━━━━━ MATERIAL FOR THIS TASK ━━━━━
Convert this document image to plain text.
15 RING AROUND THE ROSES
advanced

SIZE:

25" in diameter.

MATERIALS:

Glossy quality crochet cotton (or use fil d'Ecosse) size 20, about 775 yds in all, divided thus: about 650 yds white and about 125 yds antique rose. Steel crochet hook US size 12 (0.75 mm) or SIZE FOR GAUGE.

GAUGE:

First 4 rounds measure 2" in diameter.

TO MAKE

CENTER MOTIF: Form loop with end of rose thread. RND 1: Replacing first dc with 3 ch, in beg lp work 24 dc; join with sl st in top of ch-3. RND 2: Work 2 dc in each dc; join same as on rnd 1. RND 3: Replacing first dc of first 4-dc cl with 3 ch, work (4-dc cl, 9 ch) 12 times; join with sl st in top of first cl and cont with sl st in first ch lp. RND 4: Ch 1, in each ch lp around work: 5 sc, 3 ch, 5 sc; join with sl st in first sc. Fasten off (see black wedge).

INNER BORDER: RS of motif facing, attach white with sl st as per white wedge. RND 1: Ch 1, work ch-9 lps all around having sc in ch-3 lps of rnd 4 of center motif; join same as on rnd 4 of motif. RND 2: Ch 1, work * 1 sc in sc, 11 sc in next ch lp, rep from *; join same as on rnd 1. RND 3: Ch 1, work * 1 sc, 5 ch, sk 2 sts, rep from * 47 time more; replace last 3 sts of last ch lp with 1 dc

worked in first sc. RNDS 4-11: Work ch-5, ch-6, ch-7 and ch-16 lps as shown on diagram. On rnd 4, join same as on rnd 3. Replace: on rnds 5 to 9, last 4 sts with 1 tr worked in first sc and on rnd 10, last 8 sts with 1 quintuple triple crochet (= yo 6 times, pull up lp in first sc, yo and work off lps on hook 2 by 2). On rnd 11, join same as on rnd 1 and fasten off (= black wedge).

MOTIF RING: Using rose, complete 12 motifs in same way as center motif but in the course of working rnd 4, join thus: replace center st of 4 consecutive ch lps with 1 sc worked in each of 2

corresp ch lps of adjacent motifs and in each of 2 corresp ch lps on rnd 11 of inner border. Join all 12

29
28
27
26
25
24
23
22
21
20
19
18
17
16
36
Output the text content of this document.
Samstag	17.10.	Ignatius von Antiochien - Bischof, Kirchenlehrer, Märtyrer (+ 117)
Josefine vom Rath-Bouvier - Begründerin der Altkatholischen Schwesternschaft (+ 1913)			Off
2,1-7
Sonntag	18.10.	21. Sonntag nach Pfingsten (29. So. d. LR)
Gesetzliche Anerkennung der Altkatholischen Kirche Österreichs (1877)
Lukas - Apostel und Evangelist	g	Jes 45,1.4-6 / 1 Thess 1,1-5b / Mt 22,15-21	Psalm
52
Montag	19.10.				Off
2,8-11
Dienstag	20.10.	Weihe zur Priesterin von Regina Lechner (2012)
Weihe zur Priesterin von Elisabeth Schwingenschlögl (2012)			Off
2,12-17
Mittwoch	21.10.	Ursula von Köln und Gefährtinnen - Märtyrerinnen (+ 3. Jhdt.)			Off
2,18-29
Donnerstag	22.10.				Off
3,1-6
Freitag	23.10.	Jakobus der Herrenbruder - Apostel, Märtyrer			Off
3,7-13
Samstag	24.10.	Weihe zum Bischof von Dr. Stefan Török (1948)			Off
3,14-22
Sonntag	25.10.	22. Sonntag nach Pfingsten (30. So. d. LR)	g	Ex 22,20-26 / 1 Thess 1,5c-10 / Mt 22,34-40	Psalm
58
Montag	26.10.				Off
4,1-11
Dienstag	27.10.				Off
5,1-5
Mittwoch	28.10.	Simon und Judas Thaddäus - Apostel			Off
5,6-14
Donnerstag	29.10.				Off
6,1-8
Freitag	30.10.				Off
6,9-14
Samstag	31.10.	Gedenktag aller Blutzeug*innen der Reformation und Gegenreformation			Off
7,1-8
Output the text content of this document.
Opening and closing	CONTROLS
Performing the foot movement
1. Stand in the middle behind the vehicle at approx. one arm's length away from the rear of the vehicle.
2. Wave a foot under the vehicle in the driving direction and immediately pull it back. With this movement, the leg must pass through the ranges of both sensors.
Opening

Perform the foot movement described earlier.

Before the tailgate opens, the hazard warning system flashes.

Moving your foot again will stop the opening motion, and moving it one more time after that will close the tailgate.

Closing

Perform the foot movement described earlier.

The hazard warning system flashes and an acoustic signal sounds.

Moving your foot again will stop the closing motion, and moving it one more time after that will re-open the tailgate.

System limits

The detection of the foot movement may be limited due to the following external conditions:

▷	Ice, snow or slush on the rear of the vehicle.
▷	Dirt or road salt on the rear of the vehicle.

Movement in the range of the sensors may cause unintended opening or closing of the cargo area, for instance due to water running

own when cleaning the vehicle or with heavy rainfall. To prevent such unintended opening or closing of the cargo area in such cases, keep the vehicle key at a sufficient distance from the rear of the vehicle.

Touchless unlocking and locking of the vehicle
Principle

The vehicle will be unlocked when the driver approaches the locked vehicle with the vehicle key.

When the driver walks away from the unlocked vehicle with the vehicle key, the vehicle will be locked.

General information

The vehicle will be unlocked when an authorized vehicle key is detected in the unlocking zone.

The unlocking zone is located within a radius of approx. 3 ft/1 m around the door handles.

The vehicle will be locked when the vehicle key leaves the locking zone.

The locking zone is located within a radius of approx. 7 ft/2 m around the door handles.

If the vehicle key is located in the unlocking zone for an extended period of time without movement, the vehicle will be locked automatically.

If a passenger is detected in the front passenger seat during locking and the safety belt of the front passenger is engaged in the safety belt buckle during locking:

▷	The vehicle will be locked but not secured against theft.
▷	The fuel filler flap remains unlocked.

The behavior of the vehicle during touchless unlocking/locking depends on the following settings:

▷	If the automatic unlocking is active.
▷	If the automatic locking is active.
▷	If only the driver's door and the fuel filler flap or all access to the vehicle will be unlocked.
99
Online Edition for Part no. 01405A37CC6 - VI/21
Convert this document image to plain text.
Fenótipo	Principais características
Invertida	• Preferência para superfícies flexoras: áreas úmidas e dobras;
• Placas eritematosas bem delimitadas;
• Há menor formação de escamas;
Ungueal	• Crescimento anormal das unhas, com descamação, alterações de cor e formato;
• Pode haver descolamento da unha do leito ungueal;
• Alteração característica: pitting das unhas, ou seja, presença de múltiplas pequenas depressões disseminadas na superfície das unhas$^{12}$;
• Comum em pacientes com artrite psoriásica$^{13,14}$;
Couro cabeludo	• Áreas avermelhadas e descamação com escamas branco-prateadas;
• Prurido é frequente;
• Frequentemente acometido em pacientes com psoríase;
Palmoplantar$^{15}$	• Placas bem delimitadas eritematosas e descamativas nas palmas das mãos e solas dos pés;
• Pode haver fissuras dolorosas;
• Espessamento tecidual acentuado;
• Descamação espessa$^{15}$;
━━━━━
§ **EXERCISE OBJECTIVE**
Copy out the lines in which the string "fuel" appears.

§ **COMPLETE ANSWER**
▷	The fuel filler flap remains unlocked.
▷	If only the driver's door and the fuel filler flap or all access to the vehicle will be unlocked.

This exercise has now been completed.